↓↓↓
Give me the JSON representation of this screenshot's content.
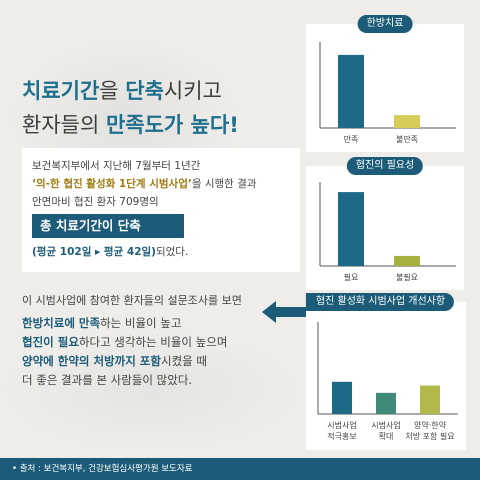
{
  "headline": {
    "l1_part1": "치료기간",
    "l1_part2": "을 ",
    "l1_part3": "단축",
    "l1_part4": "시키고",
    "l2_part1": "환자들의 ",
    "l2_part2": "만족도가 높다!"
  },
  "intro": {
    "line1": "보건복지부에서 지난해 7월부터 1년간",
    "line2_bold": "‘의-한 협진 활성화 1단계 시범사업’",
    "line2_rest": "을 시행한 결과",
    "line3": "안면마비 협진 환자 709명의",
    "stat_box": "총 치료기간이 단축",
    "avg_blue": "(평균 102일 ▸ 평균 42일)",
    "avg_rest": "되었다."
  },
  "survey": {
    "lead": "이 시범사업에 참여한 환자들의 설문조사를 보면",
    "l1_hi": "한방치료에 만족",
    "l1_rest": "하는 비율이 높고",
    "l2_hi": "협진이 필요",
    "l2_rest": "하다고 생각하는 비율이 높으며",
    "l3_hi1": "양약에 한약의 처방까지 포함",
    "l3_rest": "시켰을 때",
    "l4": "더 좋은 결과를 본 사람들이 많았다."
  },
  "chart_data": [
    {
      "type": "bar",
      "title": "한방치료",
      "categories": [
        "만족",
        "불만족"
      ],
      "values": [
        0.85,
        0.15
      ],
      "colors": [
        "#1d6a87",
        "#d5cd58"
      ]
    },
    {
      "type": "bar",
      "title": "협진의 필요성",
      "categories": [
        "필요",
        "불필요"
      ],
      "values": [
        0.88,
        0.12
      ],
      "colors": [
        "#1d6a87",
        "#a6b03e"
      ]
    },
    {
      "type": "bar",
      "title": "협진 활성화 시범사업 개선사항",
      "categories": [
        [
          "시범사업",
          "적극홍보"
        ],
        [
          "시범사업",
          "확대"
        ],
        [
          "양약·한약",
          "처방 포함 필요"
        ]
      ],
      "values": [
        0.35,
        0.23,
        0.31
      ],
      "colors": [
        "#1d6a87",
        "#3f8a79",
        "#b3b84a"
      ]
    }
  ],
  "footer": {
    "source": "• 출처 : 보건복지부, 건강보험심사평가원 보도자료"
  },
  "colors": {
    "background": "#efedea",
    "primary": "#1c5c78",
    "headline_blue": "#1e6f8e",
    "accent_gold": "#a07a12"
  }
}
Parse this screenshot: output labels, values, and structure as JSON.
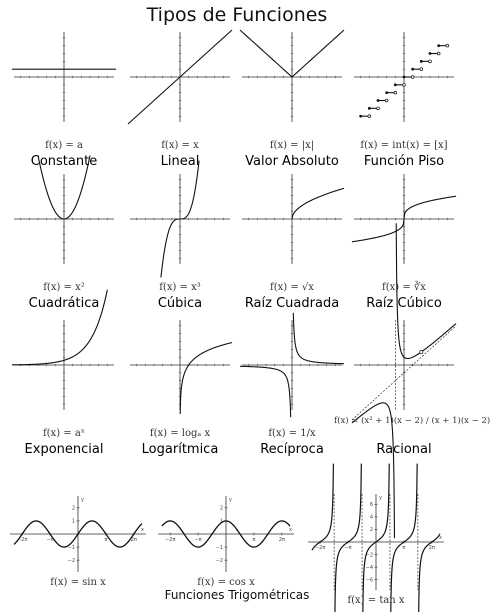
↑↑↑
*DIRECTIONS*
Copy the entries exactly. Leave out the images.

*RESPONSE*
Give me the JSON representation of this screenshot's content.
{
  "headline": {
    "l1_part1": "치료기간",
    "l1_part2": "을 ",
    "l1_part3": "단축",
    "l1_part4": "시키고",
    "l2_part1": "환자들의 ",
    "l2_part2": "만족도가 높다!"
  },
  "intro": {
    "line1": "보건복지부에서 지난해 7월부터 1년간",
    "line2_bold": "‘의-한 협진 활성화 1단계 시범사업’",
    "line2_rest": "을 시행한 결과",
    "line3": "안면마비 협진 환자 709명의",
    "stat_box": "총 치료기간이 단축",
    "avg_blue": "(평균 102일 ▸ 평균 42일)",
    "avg_rest": "되었다."
  },
  "survey": {
    "lead": "이 시범사업에 참여한 환자들의 설문조사를 보면",
    "l1_hi": "한방치료에 만족",
    "l1_rest": "하는 비율이 높고",
    "l2_hi": "협진이 필요",
    "l2_rest": "하다고 생각하는 비율이 높으며",
    "l3_hi1": "양약에 한약의 처방까지 포함",
    "l3_rest": "시켰을 때",
    "l4": "더 좋은 결과를 본 사람들이 많았다."
  },
  "chart_data": [
    {
      "type": "bar",
      "title": "한방치료",
      "categories": [
        "만족",
        "불만족"
      ],
      "values": [
        0.85,
        0.15
      ],
      "colors": [
        "#1d6a87",
        "#d5cd58"
      ]
    },
    {
      "type": "bar",
      "title": "협진의 필요성",
      "categories": [
        "필요",
        "불필요"
      ],
      "values": [
        0.88,
        0.12
      ],
      "colors": [
        "#1d6a87",
        "#a6b03e"
      ]
    },
    {
      "type": "bar",
      "title": "협진 활성화 시범사업 개선사항",
      "categories": [
        [
          "시범사업",
          "적극홍보"
        ],
        [
          "시범사업",
          "확대"
        ],
        [
          "양약·한약",
          "처방 포함 필요"
        ]
      ],
      "values": [
        0.35,
        0.23,
        0.31
      ],
      "colors": [
        "#1d6a87",
        "#3f8a79",
        "#b3b84a"
      ]
    }
  ],
  "footer": {
    "source": "• 출처 : 보건복지부, 건강보험심사평가원 보도자료"
  },
  "colors": {
    "background": "#efedea",
    "primary": "#1c5c78",
    "headline_blue": "#1e6f8e",
    "accent_gold": "#a07a12"
  }
}
Parse this screenshot: output labels, values, and structure as JSON.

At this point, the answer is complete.